GOAL
Leave out the pictures and copy every record exactly.

== == ==

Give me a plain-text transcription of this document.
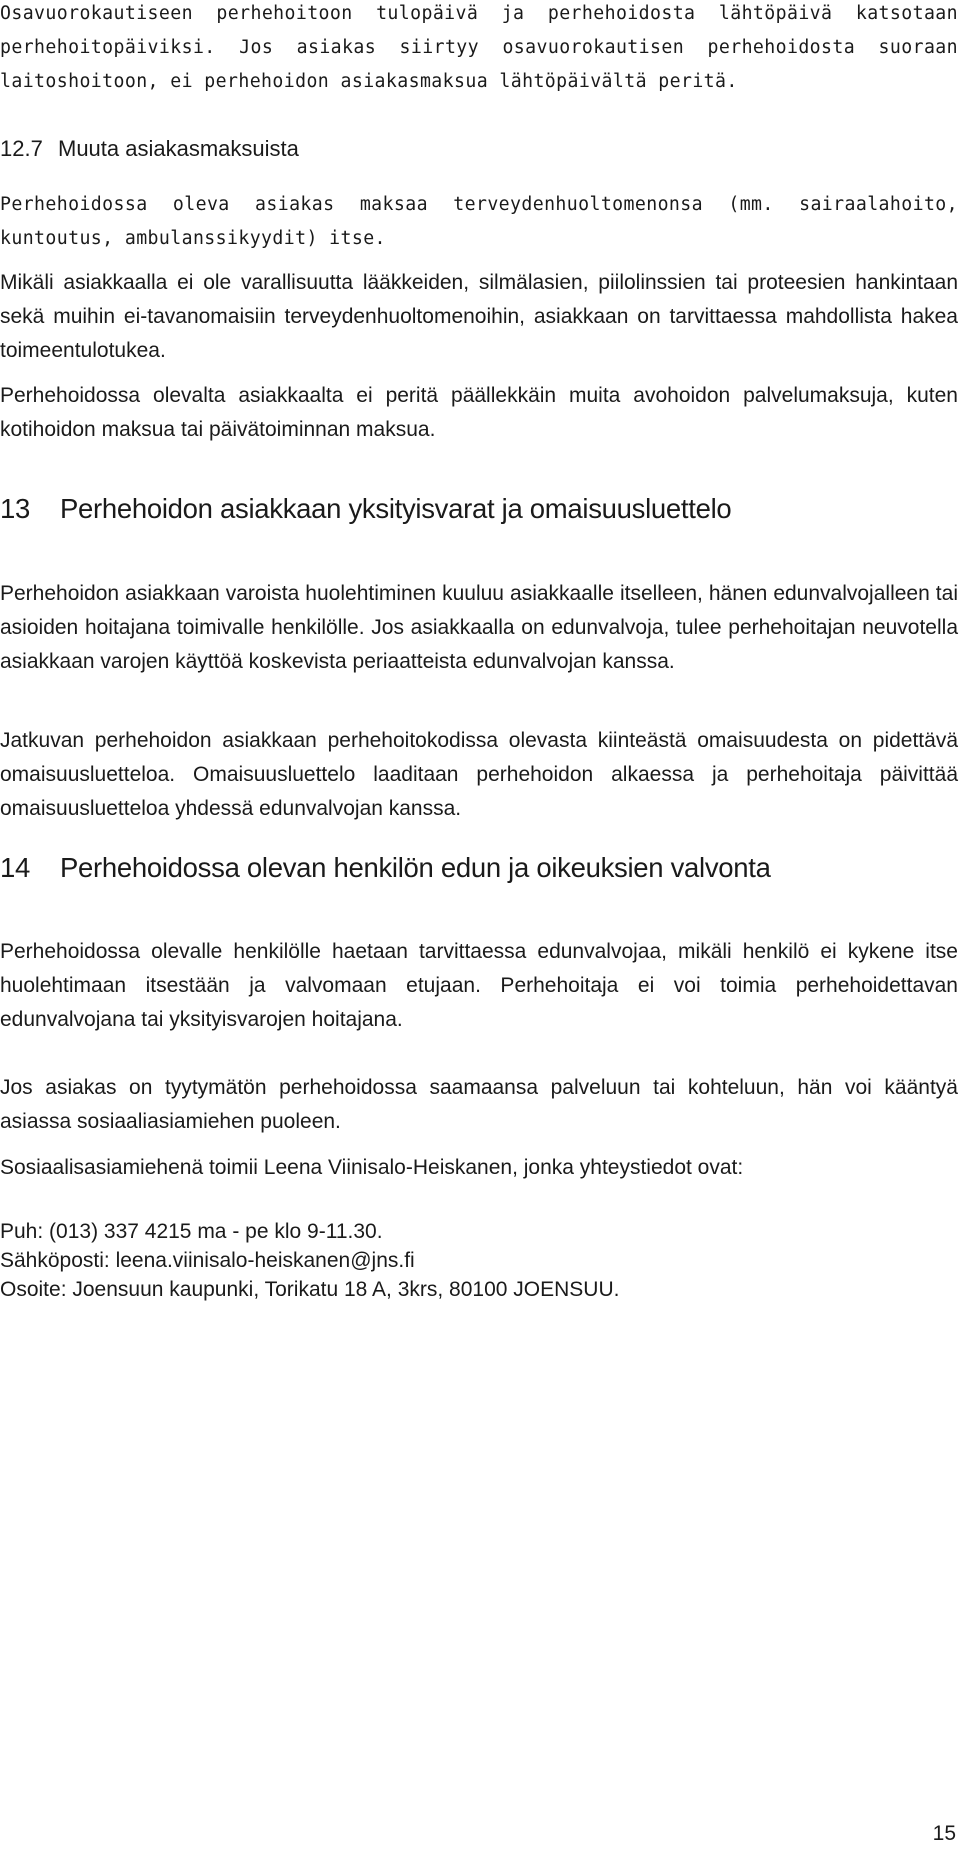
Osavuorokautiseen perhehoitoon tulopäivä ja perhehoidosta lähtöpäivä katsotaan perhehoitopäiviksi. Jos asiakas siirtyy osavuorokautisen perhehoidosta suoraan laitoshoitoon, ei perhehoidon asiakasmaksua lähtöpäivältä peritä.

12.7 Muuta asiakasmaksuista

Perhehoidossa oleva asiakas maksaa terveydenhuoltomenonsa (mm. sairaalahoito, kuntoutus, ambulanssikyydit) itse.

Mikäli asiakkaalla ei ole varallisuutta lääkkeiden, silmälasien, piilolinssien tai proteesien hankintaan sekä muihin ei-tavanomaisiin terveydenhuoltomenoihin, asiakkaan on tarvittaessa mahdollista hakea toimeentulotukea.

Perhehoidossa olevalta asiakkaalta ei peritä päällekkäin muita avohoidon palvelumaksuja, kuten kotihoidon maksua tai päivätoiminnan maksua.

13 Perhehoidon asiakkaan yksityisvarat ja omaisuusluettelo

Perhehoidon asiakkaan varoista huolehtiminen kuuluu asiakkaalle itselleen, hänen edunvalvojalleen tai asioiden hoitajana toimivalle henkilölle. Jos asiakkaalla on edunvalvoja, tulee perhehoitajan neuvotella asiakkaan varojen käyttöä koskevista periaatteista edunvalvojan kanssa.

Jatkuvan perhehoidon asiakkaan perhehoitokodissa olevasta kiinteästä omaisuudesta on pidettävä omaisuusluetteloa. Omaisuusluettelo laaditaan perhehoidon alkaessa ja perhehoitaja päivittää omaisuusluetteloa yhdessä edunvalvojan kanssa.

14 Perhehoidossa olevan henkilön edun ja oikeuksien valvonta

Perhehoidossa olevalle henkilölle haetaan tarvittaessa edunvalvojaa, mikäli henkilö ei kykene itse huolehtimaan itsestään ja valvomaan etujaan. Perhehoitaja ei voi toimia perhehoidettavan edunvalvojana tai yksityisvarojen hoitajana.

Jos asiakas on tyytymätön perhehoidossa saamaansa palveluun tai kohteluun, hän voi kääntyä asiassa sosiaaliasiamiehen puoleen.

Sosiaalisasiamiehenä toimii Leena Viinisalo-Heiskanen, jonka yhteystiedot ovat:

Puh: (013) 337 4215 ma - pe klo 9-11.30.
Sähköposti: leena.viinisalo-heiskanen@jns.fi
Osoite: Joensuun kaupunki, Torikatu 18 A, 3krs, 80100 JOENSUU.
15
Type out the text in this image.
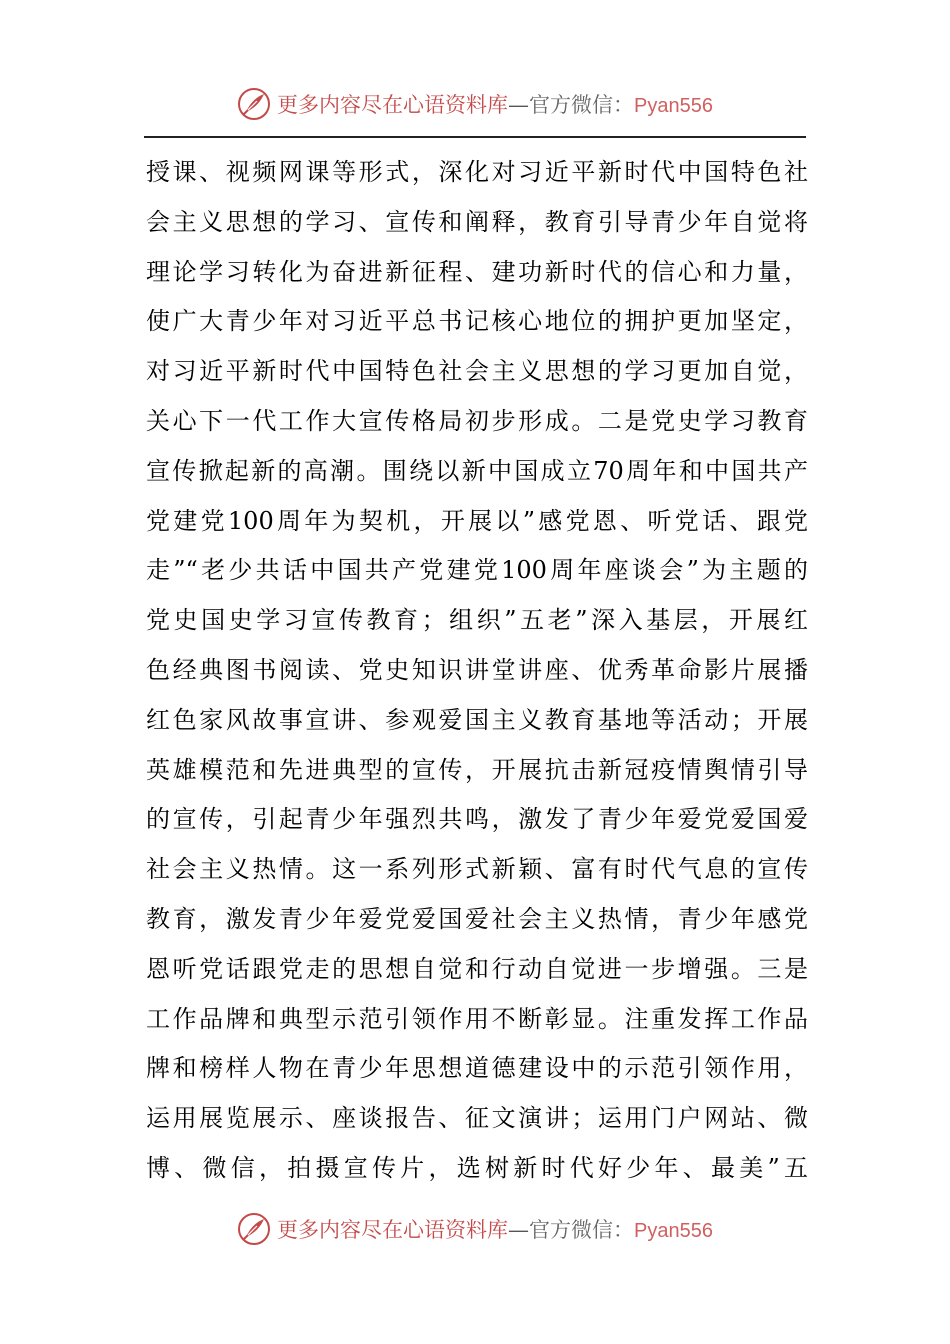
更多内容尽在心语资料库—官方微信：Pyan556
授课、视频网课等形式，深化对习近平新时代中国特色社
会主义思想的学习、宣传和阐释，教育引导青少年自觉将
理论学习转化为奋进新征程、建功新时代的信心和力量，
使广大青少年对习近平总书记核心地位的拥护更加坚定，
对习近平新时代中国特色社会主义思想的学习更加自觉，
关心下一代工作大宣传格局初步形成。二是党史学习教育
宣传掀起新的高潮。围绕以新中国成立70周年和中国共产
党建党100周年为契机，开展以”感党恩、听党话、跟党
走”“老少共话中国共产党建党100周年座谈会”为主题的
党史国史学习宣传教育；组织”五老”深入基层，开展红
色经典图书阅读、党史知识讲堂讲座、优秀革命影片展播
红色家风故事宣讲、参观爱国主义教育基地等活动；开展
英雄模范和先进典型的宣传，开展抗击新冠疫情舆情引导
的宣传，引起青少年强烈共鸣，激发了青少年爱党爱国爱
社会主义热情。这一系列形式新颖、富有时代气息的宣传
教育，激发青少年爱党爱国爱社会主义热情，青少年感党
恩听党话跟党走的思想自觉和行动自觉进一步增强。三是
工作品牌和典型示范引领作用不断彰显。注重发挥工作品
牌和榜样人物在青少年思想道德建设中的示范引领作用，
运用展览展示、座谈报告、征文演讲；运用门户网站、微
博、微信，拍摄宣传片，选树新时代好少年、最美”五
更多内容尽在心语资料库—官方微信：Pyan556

== == ==

EXPECTED OUTPUT
Give me a plain-text transcription of this document.
Osavuorokautiseen perhehoitoon tulopäivä ja perhehoidosta lähtöpäivä katsotaan perhehoitopäiviksi. Jos asiakas siirtyy osavuorokautisen perhehoidosta suoraan laitoshoitoon, ei perhehoidon asiakasmaksua lähtöpäivältä peritä.

12.7 Muuta asiakasmaksuista

Perhehoidossa oleva asiakas maksaa terveydenhuoltomenonsa (mm. sairaalahoito, kuntoutus, ambulanssikyydit) itse.

Mikäli asiakkaalla ei ole varallisuutta lääkkeiden, silmälasien, piilolinssien tai proteesien hankintaan sekä muihin ei-tavanomaisiin terveydenhuoltomenoihin, asiakkaan on tarvittaessa mahdollista hakea toimeentulotukea.

Perhehoidossa olevalta asiakkaalta ei peritä päällekkäin muita avohoidon palvelumaksuja, kuten kotihoidon maksua tai päivätoiminnan maksua.

13 Perhehoidon asiakkaan yksityisvarat ja omaisuusluettelo

Perhehoidon asiakkaan varoista huolehtiminen kuuluu asiakkaalle itselleen, hänen edunvalvojalleen tai asioiden hoitajana toimivalle henkilölle. Jos asiakkaalla on edunvalvoja, tulee perhehoitajan neuvotella asiakkaan varojen käyttöä koskevista periaatteista edunvalvojan kanssa.

Jatkuvan perhehoidon asiakkaan perhehoitokodissa olevasta kiinteästä omaisuudesta on pidettävä omaisuusluetteloa. Omaisuusluettelo laaditaan perhehoidon alkaessa ja perhehoitaja päivittää omaisuusluetteloa yhdessä edunvalvojan kanssa.

14 Perhehoidossa olevan henkilön edun ja oikeuksien valvonta

Perhehoidossa olevalle henkilölle haetaan tarvittaessa edunvalvojaa, mikäli henkilö ei kykene itse huolehtimaan itsestään ja valvomaan etujaan. Perhehoitaja ei voi toimia perhehoidettavan edunvalvojana tai yksityisvarojen hoitajana.

Jos asiakas on tyytymätön perhehoidossa saamaansa palveluun tai kohteluun, hän voi kääntyä asiassa sosiaaliasiamiehen puoleen.

Sosiaalisasiamiehenä toimii Leena Viinisalo-Heiskanen, jonka yhteystiedot ovat:

Puh: (013) 337 4215 ma - pe klo 9-11.30.
Sähköposti: leena.viinisalo-heiskanen@jns.fi
Osoite: Joensuun kaupunki, Torikatu 18 A, 3krs, 80100 JOENSUU.
15
Type out the text in this image.
更多内容尽在心语资料库—官方微信：Pyan556
授课、视频网课等形式，深化对习近平新时代中国特色社
会主义思想的学习、宣传和阐释，教育引导青少年自觉将
理论学习转化为奋进新征程、建功新时代的信心和力量，
使广大青少年对习近平总书记核心地位的拥护更加坚定，
对习近平新时代中国特色社会主义思想的学习更加自觉，
关心下一代工作大宣传格局初步形成。二是党史学习教育
宣传掀起新的高潮。围绕以新中国成立70周年和中国共产
党建党100周年为契机，开展以”感党恩、听党话、跟党
走”“老少共话中国共产党建党100周年座谈会”为主题的
党史国史学习宣传教育；组织”五老”深入基层，开展红
色经典图书阅读、党史知识讲堂讲座、优秀革命影片展播
红色家风故事宣讲、参观爱国主义教育基地等活动；开展
英雄模范和先进典型的宣传，开展抗击新冠疫情舆情引导
的宣传，引起青少年强烈共鸣，激发了青少年爱党爱国爱
社会主义热情。这一系列形式新颖、富有时代气息的宣传
教育，激发青少年爱党爱国爱社会主义热情，青少年感党
恩听党话跟党走的思想自觉和行动自觉进一步增强。三是
工作品牌和典型示范引领作用不断彰显。注重发挥工作品
牌和榜样人物在青少年思想道德建设中的示范引领作用，
运用展览展示、座谈报告、征文演讲；运用门户网站、微
博、微信，拍摄宣传片，选树新时代好少年、最美”五
更多内容尽在心语资料库—官方微信：Pyan556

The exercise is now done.